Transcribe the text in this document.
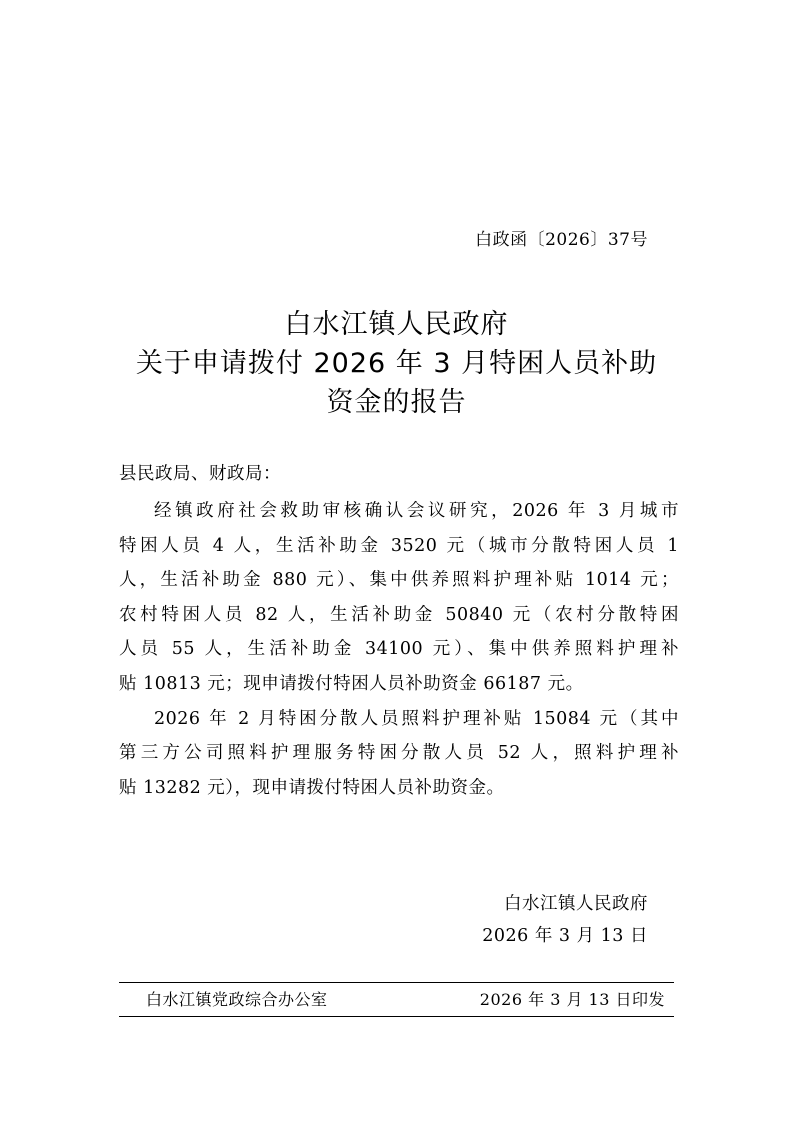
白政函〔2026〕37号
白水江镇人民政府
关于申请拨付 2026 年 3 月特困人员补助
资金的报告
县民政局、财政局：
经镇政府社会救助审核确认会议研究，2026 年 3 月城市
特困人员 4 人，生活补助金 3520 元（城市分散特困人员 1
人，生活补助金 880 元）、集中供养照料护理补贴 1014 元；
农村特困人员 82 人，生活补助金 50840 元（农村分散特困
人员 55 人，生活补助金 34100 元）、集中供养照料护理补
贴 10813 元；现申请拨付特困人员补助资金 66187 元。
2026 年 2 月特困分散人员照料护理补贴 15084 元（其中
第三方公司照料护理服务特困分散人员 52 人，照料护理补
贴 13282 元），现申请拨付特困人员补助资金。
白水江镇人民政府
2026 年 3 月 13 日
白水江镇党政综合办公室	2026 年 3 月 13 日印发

····················

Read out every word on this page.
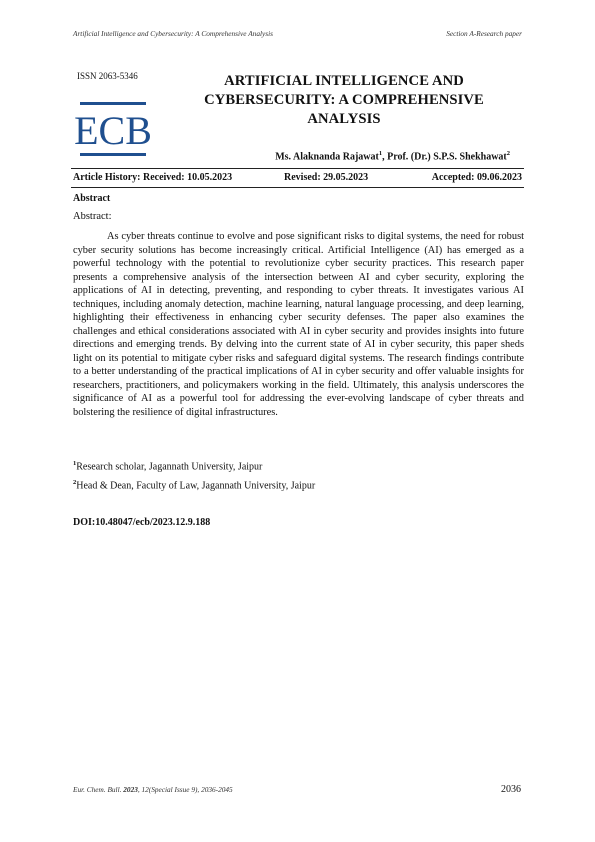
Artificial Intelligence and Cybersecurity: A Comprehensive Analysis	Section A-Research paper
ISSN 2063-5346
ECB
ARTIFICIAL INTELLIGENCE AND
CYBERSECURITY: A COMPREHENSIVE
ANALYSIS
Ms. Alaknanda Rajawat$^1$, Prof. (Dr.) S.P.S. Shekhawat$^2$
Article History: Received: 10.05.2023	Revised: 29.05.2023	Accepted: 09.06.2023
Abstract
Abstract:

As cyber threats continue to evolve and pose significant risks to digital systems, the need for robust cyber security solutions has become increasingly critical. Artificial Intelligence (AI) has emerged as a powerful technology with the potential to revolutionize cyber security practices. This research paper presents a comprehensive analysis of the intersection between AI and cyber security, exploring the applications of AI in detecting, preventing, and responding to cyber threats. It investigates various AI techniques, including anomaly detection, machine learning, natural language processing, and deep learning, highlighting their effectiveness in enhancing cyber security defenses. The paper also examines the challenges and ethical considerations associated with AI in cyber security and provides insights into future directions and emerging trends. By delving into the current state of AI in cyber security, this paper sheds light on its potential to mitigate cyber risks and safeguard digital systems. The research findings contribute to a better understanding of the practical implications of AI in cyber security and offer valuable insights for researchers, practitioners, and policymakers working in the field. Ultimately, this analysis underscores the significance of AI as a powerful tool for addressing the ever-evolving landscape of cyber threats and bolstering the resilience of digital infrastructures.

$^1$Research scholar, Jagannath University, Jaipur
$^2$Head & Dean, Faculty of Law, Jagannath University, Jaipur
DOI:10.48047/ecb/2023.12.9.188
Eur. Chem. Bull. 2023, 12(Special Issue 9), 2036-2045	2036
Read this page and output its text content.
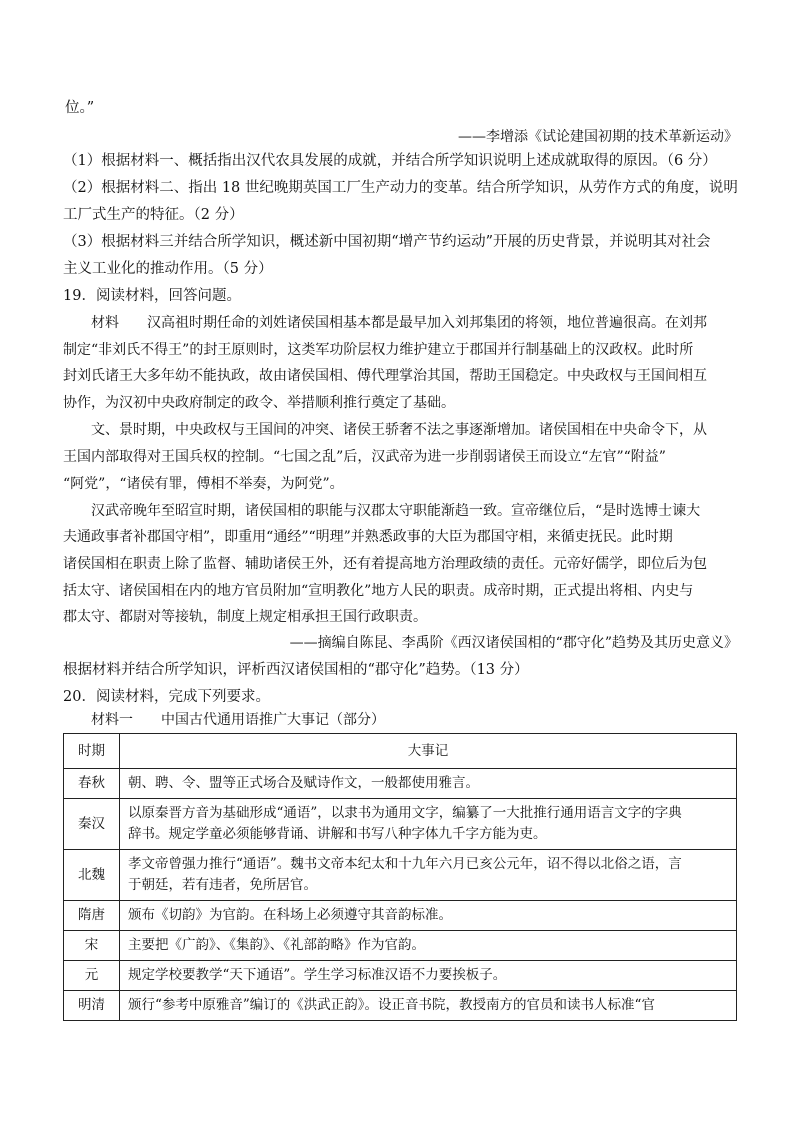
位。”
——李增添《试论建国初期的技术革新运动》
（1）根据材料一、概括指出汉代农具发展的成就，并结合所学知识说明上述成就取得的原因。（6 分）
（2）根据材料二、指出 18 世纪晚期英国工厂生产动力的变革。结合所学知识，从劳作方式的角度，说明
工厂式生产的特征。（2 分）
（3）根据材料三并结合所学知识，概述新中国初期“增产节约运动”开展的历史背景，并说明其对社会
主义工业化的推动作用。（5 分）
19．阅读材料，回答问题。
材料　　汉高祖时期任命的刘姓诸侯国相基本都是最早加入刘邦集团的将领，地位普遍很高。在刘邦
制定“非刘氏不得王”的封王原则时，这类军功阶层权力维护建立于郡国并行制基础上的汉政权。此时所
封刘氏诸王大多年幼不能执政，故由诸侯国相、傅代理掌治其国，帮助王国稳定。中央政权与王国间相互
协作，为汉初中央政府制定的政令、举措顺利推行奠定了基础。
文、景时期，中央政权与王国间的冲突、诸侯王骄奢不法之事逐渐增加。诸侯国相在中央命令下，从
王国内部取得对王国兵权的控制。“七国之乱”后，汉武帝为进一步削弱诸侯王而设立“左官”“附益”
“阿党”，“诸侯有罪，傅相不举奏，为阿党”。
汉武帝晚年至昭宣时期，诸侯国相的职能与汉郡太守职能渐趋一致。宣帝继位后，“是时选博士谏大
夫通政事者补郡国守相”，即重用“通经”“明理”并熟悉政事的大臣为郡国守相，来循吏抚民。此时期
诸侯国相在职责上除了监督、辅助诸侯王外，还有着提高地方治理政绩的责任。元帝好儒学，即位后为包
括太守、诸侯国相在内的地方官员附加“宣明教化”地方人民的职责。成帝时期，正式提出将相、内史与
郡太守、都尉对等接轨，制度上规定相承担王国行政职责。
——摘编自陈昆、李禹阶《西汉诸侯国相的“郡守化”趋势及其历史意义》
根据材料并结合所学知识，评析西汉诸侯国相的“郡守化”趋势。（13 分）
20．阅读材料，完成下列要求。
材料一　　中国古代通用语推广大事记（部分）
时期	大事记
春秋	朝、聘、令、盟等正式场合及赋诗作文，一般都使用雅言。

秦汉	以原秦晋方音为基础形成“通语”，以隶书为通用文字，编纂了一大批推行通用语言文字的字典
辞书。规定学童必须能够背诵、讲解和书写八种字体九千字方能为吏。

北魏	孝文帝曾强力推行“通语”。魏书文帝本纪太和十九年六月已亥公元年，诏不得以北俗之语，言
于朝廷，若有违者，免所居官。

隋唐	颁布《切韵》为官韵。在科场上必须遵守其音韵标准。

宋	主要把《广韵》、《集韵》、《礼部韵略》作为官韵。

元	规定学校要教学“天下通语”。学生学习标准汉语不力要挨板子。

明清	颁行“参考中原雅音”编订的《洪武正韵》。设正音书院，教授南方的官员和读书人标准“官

····················

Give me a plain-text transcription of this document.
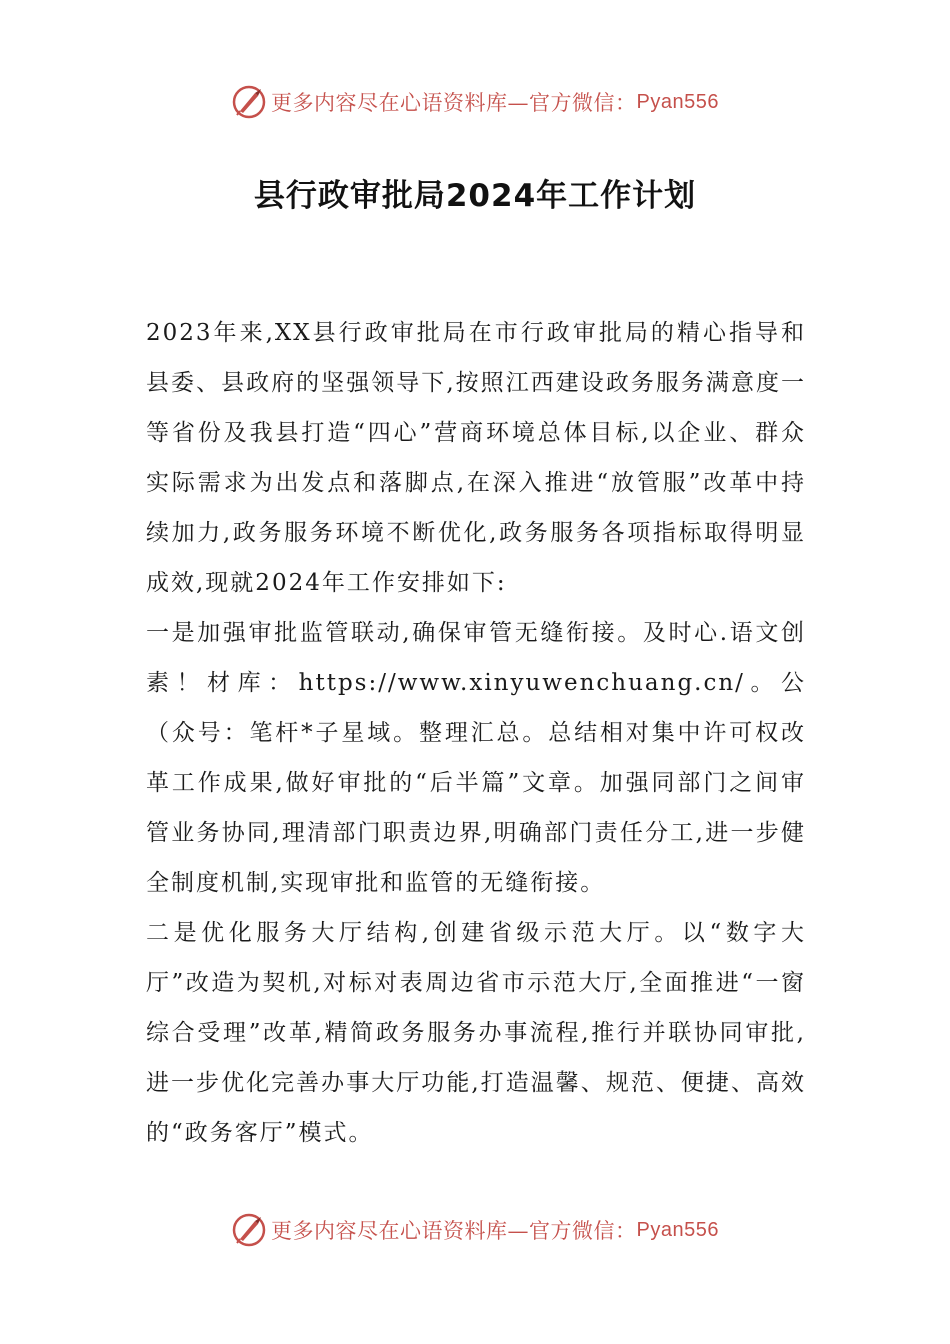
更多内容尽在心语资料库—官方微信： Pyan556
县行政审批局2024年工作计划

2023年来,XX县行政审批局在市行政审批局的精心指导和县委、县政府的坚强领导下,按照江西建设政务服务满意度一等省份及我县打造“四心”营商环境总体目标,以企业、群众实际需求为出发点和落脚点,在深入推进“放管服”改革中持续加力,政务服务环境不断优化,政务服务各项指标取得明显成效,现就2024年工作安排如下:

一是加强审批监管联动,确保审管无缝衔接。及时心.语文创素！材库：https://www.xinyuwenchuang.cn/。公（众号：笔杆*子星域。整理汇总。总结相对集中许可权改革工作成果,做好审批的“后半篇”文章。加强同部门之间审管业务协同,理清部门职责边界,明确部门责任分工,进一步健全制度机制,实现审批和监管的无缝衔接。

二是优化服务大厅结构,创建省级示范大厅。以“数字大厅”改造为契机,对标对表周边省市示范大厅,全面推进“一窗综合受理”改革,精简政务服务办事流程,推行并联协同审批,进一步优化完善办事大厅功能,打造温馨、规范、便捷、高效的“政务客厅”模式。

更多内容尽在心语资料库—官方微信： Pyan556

····················

> _EXERCISE PROMPT_
Count the lines that hold the string "生活补助金" and state that number alone.

> _EXERCISE ANSWER_
4